**EXERCISE AIM**
For each line below that holds the word "Daily", make a copy.

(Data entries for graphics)

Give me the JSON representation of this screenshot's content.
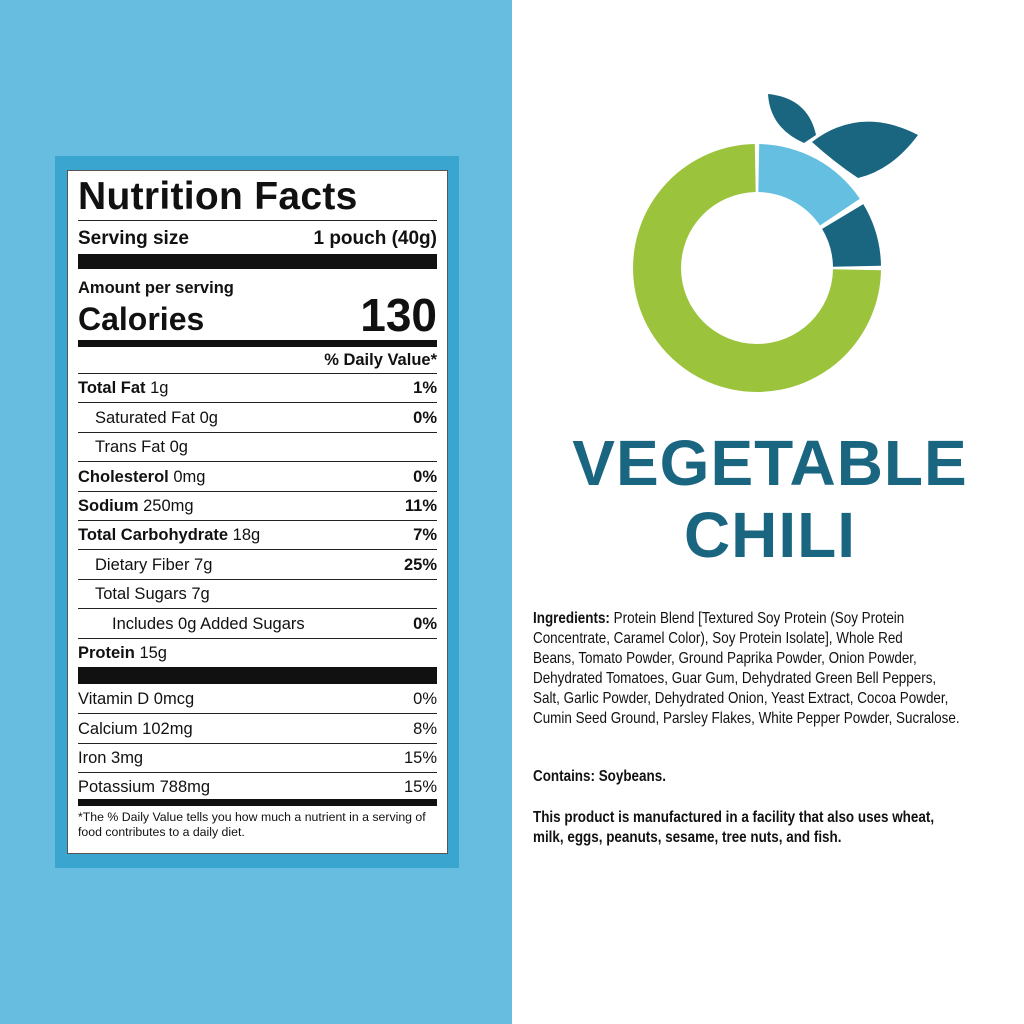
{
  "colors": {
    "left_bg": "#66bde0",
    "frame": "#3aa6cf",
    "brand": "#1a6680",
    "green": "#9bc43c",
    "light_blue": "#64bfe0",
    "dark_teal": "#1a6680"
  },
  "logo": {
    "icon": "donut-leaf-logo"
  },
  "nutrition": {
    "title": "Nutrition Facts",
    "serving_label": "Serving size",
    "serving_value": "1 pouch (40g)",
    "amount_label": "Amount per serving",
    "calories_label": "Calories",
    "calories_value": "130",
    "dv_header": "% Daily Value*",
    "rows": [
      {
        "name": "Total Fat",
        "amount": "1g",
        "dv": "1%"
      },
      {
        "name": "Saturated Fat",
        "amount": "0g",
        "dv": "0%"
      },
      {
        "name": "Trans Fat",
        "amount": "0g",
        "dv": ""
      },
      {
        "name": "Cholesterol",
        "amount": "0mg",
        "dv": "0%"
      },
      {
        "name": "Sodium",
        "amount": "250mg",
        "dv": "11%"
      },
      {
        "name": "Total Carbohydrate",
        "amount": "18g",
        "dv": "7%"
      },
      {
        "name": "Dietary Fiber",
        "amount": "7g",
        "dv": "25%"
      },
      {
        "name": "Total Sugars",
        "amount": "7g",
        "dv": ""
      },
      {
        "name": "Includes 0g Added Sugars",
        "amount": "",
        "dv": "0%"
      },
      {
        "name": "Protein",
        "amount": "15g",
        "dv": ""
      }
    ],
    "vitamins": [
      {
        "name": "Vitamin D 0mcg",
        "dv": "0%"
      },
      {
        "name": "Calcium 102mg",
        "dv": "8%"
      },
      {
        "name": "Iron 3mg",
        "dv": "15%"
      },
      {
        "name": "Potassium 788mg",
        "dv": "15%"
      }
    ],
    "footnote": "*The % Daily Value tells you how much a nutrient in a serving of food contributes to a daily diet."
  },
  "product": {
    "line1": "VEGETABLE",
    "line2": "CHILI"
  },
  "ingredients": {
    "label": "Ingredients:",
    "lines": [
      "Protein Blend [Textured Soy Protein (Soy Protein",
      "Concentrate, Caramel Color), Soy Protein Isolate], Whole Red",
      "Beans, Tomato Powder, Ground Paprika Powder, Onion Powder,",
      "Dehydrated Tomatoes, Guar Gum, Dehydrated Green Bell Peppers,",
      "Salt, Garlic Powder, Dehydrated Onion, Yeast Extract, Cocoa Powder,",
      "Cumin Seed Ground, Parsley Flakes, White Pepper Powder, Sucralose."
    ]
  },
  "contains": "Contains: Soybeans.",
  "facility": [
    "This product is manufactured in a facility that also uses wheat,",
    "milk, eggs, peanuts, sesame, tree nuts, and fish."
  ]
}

**FINISHED EXERCISE**
    "dv_header": "% Daily Value*",
    "footnote": "*The % Daily Value tells you how much a nutrient in a serving of food contributes to a daily diet."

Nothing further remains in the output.